#### Work to complete
Write the entries below out again exactly; any picture in them stays out.

[Raw records]
"""
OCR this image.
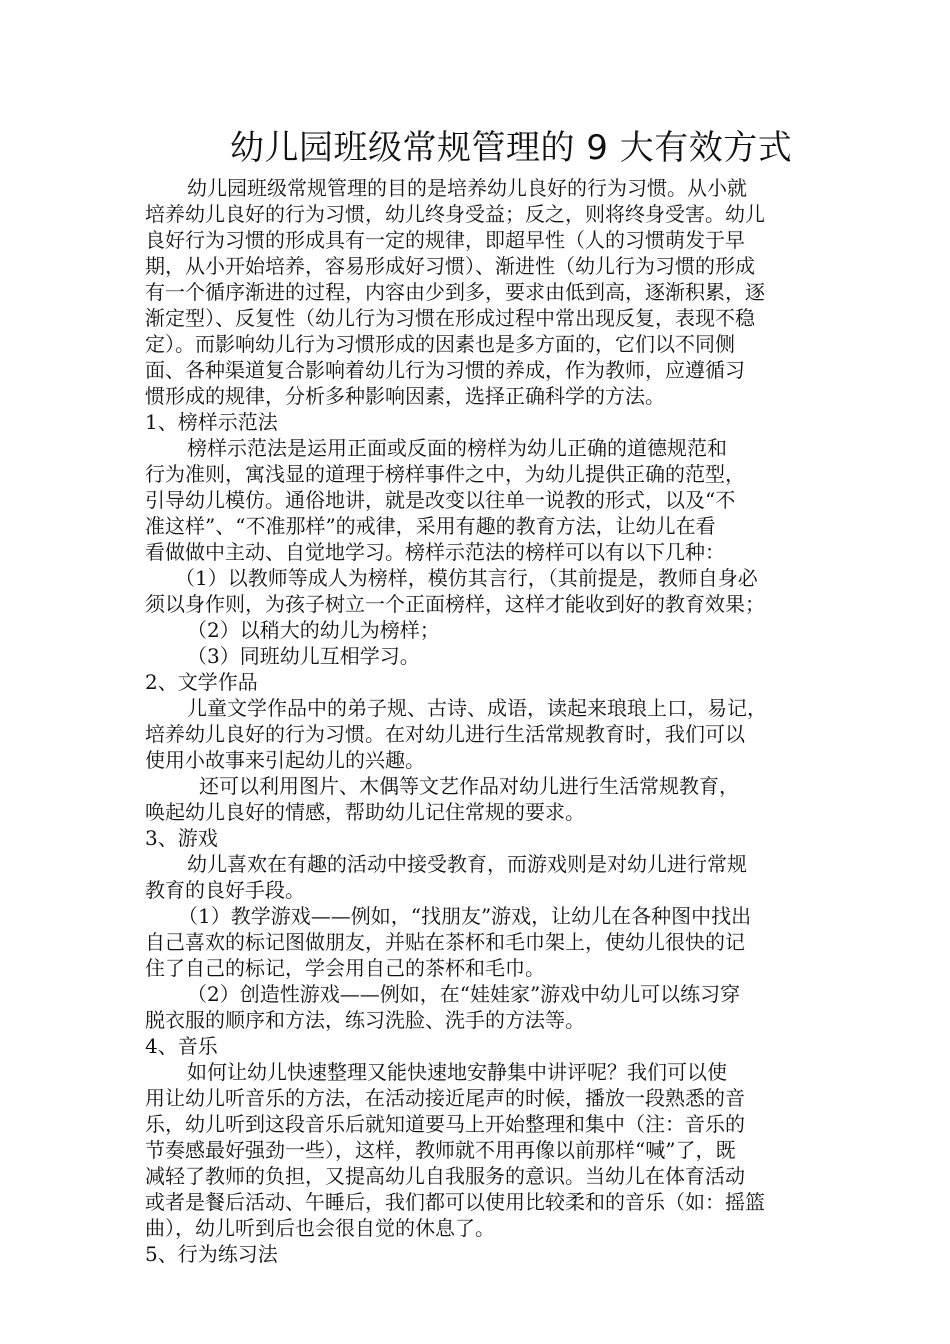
幼儿园班级常规管理的 9 大有效方式
幼儿园班级常规管理的目的是培养幼儿良好的行为习惯。从小就
培养幼儿良好的行为习惯，幼儿终身受益；反之，则将终身受害。幼儿
良好行为习惯的形成具有一定的规律，即超早性（人的习惯萌发于早
期，从小开始培养，容易形成好习惯）、渐进性（幼儿行为习惯的形成
有一个循序渐进的过程，内容由少到多，要求由低到高，逐渐积累，逐
渐定型）、反复性（幼儿行为习惯在形成过程中常出现反复，表现不稳
定）。而影响幼儿行为习惯形成的因素也是多方面的，它们以不同侧
面、各种渠道复合影响着幼儿行为习惯的养成，作为教师，应遵循习
惯形成的规律，分析多种影响因素，选择正确科学的方法。
1、榜样示范法
榜样示范法是运用正面或反面的榜样为幼儿正确的道德规范和
行为准则，寓浅显的道理于榜样事件之中，为幼儿提供正确的范型，
引导幼儿模仿。通俗地讲，就是改变以往单一说教的形式，以及“不
准这样”、“不准那样”的戒律，采用有趣的教育方法，让幼儿在看
看做做中主动、自觉地学习。榜样示范法的榜样可以有以下几种：
（1）以教师等成人为榜样，模仿其言行，（其前提是，教师自身必
须以身作则，为孩子树立一个正面榜样，这样才能收到好的教育效果；
（2）以稍大的幼儿为榜样；
（3）同班幼儿互相学习。
2、文学作品
儿童文学作品中的弟子规、古诗、成语，读起来琅琅上口，易记，
培养幼儿良好的行为习惯。在对幼儿进行生活常规教育时，我们可以
使用小故事来引起幼儿的兴趣。
还可以利用图片、木偶等文艺作品对幼儿进行生活常规教育，
唤起幼儿良好的情感，帮助幼儿记住常规的要求。
3、游戏
幼儿喜欢在有趣的活动中接受教育，而游戏则是对幼儿进行常规
教育的良好手段。
（1）教学游戏——例如，“找朋友”游戏，让幼儿在各种图中找出
自己喜欢的标记图做朋友，并贴在茶杯和毛巾架上，使幼儿很快的记
住了自己的标记，学会用自己的茶杯和毛巾。
（2）创造性游戏——例如，在“娃娃家”游戏中幼儿可以练习穿
脱衣服的顺序和方法，练习洗脸、洗手的方法等。
4、音乐
如何让幼儿快速整理又能快速地安静集中讲评呢？我们可以使
用让幼儿听音乐的方法，在活动接近尾声的时候，播放一段熟悉的音
乐，幼儿听到这段音乐后就知道要马上开始整理和集中（注：音乐的
节奏感最好强劲一些），这样，教师就不用再像以前那样“喊”了，既
减轻了教师的负担，又提高幼儿自我服务的意识。当幼儿在体育活动
或者是餐后活动、午睡后，我们都可以使用比较柔和的音乐（如：摇篮
曲），幼儿听到后也会很自觉的休息了。
5、行为练习法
"""
#### The output
OCR this image.
幼儿园班级常规管理的 9 大有效方式
幼儿园班级常规管理的目的是培养幼儿良好的行为习惯。从小就
培养幼儿良好的行为习惯，幼儿终身受益；反之，则将终身受害。幼儿
良好行为习惯的形成具有一定的规律，即超早性（人的习惯萌发于早
期，从小开始培养，容易形成好习惯）、渐进性（幼儿行为习惯的形成
有一个循序渐进的过程，内容由少到多，要求由低到高，逐渐积累，逐
渐定型）、反复性（幼儿行为习惯在形成过程中常出现反复，表现不稳
定）。而影响幼儿行为习惯形成的因素也是多方面的，它们以不同侧
面、各种渠道复合影响着幼儿行为习惯的养成，作为教师，应遵循习
惯形成的规律，分析多种影响因素，选择正确科学的方法。
1、榜样示范法
榜样示范法是运用正面或反面的榜样为幼儿正确的道德规范和
行为准则，寓浅显的道理于榜样事件之中，为幼儿提供正确的范型，
引导幼儿模仿。通俗地讲，就是改变以往单一说教的形式，以及“不
准这样”、“不准那样”的戒律，采用有趣的教育方法，让幼儿在看
看做做中主动、自觉地学习。榜样示范法的榜样可以有以下几种：
（1）以教师等成人为榜样，模仿其言行，（其前提是，教师自身必
须以身作则，为孩子树立一个正面榜样，这样才能收到好的教育效果；
（2）以稍大的幼儿为榜样；
（3）同班幼儿互相学习。
2、文学作品
儿童文学作品中的弟子规、古诗、成语，读起来琅琅上口，易记，
培养幼儿良好的行为习惯。在对幼儿进行生活常规教育时，我们可以
使用小故事来引起幼儿的兴趣。
还可以利用图片、木偶等文艺作品对幼儿进行生活常规教育，
唤起幼儿良好的情感，帮助幼儿记住常规的要求。
3、游戏
幼儿喜欢在有趣的活动中接受教育，而游戏则是对幼儿进行常规
教育的良好手段。
（1）教学游戏——例如，“找朋友”游戏，让幼儿在各种图中找出
自己喜欢的标记图做朋友，并贴在茶杯和毛巾架上，使幼儿很快的记
住了自己的标记，学会用自己的茶杯和毛巾。
（2）创造性游戏——例如，在“娃娃家”游戏中幼儿可以练习穿
脱衣服的顺序和方法，练习洗脸、洗手的方法等。
4、音乐
如何让幼儿快速整理又能快速地安静集中讲评呢？我们可以使
用让幼儿听音乐的方法，在活动接近尾声的时候，播放一段熟悉的音
乐，幼儿听到这段音乐后就知道要马上开始整理和集中（注：音乐的
节奏感最好强劲一些），这样，教师就不用再像以前那样“喊”了，既
减轻了教师的负担，又提高幼儿自我服务的意识。当幼儿在体育活动
或者是餐后活动、午睡后，我们都可以使用比较柔和的音乐（如：摇篮
曲），幼儿听到后也会很自觉的休息了。
5、行为练习法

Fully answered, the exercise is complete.